**What is asked**
Collect all the lines that mention the word "pieces".

**Material supplied**

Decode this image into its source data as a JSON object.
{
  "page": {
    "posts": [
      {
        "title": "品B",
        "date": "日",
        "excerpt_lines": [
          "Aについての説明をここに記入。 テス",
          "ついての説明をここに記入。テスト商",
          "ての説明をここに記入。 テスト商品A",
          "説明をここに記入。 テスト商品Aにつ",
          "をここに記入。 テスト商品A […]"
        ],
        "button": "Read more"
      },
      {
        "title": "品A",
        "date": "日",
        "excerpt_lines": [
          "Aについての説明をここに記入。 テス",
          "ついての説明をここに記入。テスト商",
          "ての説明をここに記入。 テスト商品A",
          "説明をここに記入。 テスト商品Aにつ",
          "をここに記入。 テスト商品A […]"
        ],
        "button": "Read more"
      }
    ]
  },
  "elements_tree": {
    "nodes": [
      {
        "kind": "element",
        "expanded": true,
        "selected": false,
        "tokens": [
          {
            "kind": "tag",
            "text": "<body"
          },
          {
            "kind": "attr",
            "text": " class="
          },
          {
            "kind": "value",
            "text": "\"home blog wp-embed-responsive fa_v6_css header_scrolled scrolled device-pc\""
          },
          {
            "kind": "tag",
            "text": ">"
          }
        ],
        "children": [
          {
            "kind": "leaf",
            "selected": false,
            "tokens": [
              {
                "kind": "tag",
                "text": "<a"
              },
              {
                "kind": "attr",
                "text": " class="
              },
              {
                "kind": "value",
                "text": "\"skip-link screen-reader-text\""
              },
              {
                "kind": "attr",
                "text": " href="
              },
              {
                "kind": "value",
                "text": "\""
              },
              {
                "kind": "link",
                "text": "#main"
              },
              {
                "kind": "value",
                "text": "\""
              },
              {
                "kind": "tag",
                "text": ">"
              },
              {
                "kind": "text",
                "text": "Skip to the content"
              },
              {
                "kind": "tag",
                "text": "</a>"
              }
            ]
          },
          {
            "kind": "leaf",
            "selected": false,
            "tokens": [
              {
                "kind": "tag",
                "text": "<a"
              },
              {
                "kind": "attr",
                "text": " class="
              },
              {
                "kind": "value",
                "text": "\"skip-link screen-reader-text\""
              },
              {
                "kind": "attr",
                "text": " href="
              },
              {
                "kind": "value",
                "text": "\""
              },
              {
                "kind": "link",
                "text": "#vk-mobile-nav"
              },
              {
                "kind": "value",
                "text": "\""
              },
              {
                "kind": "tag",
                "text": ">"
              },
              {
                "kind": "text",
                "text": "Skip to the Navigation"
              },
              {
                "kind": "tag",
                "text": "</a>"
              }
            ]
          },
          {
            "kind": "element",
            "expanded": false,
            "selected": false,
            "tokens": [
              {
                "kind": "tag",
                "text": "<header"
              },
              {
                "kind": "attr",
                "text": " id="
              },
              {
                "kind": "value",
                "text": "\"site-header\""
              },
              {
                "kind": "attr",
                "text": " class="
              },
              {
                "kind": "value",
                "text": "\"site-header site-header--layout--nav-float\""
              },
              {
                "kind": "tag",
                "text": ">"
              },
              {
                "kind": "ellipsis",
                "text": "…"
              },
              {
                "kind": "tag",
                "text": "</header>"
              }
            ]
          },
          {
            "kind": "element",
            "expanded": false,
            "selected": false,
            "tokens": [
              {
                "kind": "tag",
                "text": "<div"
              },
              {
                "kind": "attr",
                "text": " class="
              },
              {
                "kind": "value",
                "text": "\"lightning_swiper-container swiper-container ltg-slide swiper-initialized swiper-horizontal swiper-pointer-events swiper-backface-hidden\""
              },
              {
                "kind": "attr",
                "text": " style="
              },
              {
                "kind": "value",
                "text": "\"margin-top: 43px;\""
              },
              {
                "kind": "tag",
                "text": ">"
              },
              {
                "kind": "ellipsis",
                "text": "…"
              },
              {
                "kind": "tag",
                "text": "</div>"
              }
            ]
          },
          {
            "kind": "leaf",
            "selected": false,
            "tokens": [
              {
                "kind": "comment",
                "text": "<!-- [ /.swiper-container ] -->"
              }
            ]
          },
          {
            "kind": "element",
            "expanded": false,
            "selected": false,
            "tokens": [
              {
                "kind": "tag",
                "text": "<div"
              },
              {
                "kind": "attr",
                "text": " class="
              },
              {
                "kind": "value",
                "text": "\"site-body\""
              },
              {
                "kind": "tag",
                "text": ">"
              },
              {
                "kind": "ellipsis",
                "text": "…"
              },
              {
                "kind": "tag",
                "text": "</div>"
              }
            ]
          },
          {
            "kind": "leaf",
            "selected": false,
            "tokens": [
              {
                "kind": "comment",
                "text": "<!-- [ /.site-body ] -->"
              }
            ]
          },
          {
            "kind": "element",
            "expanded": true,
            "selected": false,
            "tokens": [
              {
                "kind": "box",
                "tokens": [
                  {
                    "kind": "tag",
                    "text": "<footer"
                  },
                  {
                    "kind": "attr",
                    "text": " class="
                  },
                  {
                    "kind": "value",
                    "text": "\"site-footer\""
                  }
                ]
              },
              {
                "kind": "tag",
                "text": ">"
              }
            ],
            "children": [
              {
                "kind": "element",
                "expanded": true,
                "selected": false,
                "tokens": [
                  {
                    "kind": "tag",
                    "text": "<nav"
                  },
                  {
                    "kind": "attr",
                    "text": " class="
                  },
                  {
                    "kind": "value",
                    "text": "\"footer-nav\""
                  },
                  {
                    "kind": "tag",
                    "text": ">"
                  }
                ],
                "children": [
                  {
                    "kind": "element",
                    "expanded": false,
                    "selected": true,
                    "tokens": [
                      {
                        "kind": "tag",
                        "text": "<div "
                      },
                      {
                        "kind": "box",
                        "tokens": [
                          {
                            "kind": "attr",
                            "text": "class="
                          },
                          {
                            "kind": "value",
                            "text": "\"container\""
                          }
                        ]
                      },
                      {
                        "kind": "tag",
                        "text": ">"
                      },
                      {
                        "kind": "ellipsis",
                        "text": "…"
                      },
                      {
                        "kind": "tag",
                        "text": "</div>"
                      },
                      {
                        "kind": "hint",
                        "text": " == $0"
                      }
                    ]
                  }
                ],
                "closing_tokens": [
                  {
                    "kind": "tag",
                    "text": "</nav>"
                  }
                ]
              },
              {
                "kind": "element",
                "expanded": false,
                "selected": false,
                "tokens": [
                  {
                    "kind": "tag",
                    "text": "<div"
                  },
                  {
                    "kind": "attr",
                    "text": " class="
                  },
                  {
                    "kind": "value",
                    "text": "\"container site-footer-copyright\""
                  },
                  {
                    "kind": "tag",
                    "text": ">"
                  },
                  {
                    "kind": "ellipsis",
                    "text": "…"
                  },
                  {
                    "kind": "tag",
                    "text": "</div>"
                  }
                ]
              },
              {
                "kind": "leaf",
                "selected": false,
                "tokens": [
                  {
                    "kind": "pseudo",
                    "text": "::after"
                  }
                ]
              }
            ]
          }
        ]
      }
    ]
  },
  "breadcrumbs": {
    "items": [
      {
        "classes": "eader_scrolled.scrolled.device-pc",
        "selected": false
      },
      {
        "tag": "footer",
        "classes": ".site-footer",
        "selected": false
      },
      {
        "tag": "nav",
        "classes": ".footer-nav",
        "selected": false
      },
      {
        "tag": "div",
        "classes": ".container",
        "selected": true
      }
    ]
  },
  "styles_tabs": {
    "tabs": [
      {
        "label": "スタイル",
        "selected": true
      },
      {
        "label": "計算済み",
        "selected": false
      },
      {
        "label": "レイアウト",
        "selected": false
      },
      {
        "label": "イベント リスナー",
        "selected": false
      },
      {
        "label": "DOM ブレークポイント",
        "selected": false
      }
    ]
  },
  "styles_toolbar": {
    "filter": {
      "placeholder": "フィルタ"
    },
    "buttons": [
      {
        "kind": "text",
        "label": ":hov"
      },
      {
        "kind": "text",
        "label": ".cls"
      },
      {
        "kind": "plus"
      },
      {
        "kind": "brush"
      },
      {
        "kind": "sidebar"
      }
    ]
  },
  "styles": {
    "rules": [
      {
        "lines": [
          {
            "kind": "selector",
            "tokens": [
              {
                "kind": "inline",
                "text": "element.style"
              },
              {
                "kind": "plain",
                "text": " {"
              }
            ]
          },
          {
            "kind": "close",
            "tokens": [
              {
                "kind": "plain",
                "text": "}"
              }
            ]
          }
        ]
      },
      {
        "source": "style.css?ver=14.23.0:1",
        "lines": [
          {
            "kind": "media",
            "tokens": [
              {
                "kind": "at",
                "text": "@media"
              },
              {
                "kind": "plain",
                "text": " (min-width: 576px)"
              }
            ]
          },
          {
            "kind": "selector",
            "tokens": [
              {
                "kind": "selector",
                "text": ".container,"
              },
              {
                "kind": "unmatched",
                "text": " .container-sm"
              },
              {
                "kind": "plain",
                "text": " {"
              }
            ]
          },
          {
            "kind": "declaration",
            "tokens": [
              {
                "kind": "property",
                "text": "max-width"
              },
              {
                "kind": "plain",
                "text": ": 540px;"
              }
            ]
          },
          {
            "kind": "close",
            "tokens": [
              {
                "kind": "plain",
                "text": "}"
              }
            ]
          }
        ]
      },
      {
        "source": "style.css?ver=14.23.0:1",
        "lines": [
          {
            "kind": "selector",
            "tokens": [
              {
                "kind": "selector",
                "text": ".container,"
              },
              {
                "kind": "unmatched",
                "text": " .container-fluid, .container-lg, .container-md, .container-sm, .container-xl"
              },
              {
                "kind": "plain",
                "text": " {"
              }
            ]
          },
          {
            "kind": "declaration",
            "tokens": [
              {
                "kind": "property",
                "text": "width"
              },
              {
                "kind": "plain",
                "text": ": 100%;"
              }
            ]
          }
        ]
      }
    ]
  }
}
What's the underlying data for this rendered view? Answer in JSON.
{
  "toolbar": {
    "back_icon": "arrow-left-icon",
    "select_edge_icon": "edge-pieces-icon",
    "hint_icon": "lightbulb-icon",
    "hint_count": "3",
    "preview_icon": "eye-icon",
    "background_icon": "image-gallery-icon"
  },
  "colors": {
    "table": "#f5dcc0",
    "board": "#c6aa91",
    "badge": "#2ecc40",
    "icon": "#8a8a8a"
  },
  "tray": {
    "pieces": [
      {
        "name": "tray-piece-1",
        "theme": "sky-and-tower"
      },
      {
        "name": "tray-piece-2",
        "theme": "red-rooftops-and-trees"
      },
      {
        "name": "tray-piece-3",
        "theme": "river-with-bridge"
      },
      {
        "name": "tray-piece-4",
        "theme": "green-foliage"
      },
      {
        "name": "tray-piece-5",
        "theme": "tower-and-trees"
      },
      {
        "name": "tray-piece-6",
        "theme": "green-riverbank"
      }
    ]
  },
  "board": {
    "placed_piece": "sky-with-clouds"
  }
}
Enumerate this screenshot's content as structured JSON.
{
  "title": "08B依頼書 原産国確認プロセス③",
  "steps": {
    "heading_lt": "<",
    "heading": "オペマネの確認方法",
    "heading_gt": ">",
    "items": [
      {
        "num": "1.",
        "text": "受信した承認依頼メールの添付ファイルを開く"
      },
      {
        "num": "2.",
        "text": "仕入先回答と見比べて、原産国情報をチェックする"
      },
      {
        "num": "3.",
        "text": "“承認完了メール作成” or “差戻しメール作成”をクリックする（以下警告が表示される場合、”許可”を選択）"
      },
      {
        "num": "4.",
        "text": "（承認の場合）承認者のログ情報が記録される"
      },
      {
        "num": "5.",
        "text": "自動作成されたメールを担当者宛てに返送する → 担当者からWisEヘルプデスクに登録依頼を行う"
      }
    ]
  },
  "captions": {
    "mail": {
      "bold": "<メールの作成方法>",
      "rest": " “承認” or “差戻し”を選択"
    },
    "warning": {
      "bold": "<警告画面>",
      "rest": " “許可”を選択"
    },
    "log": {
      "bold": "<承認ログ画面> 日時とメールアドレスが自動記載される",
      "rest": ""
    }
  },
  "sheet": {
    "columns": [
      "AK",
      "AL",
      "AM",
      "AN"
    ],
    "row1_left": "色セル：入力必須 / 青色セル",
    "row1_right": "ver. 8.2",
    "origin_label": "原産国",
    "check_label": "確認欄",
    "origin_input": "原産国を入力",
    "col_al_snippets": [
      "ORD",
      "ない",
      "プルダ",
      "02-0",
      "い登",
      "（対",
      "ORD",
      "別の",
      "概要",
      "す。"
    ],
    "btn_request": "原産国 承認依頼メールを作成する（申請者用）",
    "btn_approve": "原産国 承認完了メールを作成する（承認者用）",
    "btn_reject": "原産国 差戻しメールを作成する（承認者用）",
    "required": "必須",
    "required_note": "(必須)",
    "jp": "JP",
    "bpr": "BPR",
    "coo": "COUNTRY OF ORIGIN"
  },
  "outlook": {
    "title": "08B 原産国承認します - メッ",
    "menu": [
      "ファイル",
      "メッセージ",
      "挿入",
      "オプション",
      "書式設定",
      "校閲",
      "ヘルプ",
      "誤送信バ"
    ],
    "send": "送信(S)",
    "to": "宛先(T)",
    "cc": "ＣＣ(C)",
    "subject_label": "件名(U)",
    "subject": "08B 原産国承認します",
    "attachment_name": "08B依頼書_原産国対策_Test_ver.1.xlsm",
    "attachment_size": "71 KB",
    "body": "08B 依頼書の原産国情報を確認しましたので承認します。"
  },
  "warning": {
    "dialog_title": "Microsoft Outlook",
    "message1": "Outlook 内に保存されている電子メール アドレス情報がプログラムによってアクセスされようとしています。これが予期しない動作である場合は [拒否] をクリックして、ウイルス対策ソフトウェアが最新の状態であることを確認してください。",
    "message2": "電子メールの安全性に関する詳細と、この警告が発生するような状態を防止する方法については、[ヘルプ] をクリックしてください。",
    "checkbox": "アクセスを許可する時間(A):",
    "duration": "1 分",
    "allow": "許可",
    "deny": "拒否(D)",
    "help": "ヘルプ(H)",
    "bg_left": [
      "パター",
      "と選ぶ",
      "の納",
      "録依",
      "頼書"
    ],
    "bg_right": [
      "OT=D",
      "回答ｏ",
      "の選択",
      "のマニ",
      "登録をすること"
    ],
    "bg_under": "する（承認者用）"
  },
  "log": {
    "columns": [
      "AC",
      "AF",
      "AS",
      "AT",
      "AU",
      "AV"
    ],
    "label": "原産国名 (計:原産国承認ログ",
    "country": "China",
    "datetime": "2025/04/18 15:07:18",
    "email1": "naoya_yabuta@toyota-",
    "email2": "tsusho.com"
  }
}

**Output for this exercise**
    "select_edge_icon": "edge-pieces-icon",
    "pieces": [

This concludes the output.